● **Required work**
Quote every line as given.

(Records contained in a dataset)
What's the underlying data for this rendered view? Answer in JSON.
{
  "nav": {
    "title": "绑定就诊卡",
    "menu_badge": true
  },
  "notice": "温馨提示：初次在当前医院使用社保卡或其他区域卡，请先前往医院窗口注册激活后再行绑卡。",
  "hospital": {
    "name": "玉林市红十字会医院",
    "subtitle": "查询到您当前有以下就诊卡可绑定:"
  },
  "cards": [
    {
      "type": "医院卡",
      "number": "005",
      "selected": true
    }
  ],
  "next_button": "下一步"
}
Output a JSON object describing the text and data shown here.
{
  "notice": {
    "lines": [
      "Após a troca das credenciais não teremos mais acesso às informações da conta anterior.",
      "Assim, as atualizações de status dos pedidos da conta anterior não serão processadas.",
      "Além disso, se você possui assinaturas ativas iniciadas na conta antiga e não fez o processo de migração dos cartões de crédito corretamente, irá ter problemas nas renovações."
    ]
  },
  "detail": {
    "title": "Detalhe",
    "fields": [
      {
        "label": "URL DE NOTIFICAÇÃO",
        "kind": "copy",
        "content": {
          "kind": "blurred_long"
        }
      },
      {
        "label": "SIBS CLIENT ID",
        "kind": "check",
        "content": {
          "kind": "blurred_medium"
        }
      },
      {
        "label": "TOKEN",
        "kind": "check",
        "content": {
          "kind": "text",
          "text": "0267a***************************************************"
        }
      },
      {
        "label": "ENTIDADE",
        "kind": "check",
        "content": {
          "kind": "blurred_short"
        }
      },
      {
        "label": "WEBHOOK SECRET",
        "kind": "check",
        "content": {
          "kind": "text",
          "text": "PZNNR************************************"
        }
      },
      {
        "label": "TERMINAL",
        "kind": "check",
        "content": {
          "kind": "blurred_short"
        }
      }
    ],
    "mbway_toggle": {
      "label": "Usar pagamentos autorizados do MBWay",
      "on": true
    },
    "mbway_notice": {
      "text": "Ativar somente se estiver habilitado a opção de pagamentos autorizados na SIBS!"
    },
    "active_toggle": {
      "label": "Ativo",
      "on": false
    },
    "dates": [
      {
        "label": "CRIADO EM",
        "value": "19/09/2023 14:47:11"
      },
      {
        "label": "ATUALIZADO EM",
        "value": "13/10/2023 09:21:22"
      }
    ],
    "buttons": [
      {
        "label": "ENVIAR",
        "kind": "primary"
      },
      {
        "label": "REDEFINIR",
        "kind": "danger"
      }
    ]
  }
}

● **Expected answer**
What's the underlying data for this rendered view? Answer in JSON.
{
  "nav": {
    "title": "绑定就诊卡",
    "menu_badge": true
  },
  "notice": "温馨提示：初次在当前医院使用社保卡或其他区域卡，请先前往医院窗口注册激活后再行绑卡。",
  "hospital": {
    "name": "玉林市红十字会医院",
    "subtitle": "查询到您当前有以下就诊卡可绑定:"
  },
  "cards": [
    {
      "type": "医院卡",
      "number": "005",
      "selected": true
    }
  ],
  "next_button": "下一步"
}
Output a JSON object describing the text and data shown here.
{
  "notice": {
    "lines": [
      "Após a troca das credenciais não teremos mais acesso às informações da conta anterior.",
      "Assim, as atualizações de status dos pedidos da conta anterior não serão processadas.",
      "Além disso, se você possui assinaturas ativas iniciadas na conta antiga e não fez o processo de migração dos cartões de crédito corretamente, irá ter problemas nas renovações."
    ]
  },
  "detail": {
    "title": "Detalhe",
    "fields": [
      {
        "label": "URL DE NOTIFICAÇÃO",
        "kind": "copy",
        "content": {
          "kind": "blurred_long"
        }
      },
      {
        "label": "SIBS CLIENT ID",
        "kind": "check",
        "content": {
          "kind": "blurred_medium"
        }
      },
      {
        "label": "TOKEN",
        "kind": "check",
        "content": {
          "kind": "text",
          "text": "0267a***************************************************"
        }
      },
      {
        "label": "ENTIDADE",
        "kind": "check",
        "content": {
          "kind": "blurred_short"
        }
      },
      {
        "label": "WEBHOOK SECRET",
        "kind": "check",
        "content": {
          "kind": "text",
          "text": "PZNNR************************************"
        }
      },
      {
        "label": "TERMINAL",
        "kind": "check",
        "content": {
          "kind": "blurred_short"
        }
      }
    ],
    "mbway_toggle": {
      "label": "Usar pagamentos autorizados do MBWay",
      "on": true
    },
    "mbway_notice": {
      "text": "Ativar somente se estiver habilitado a opção de pagamentos autorizados na SIBS!"
    },
    "active_toggle": {
      "label": "Ativo",
      "on": false
    },
    "dates": [
      {
        "label": "CRIADO EM",
        "value": "19/09/2023 14:47:11"
      },
      {
        "label": "ATUALIZADO EM",
        "value": "13/10/2023 09:21:22"
      }
    ],
    "buttons": [
      {
        "label": "ENVIAR",
        "kind": "primary"
      },
      {
        "label": "REDEFINIR",
        "kind": "danger"
      }
    ]
  }
}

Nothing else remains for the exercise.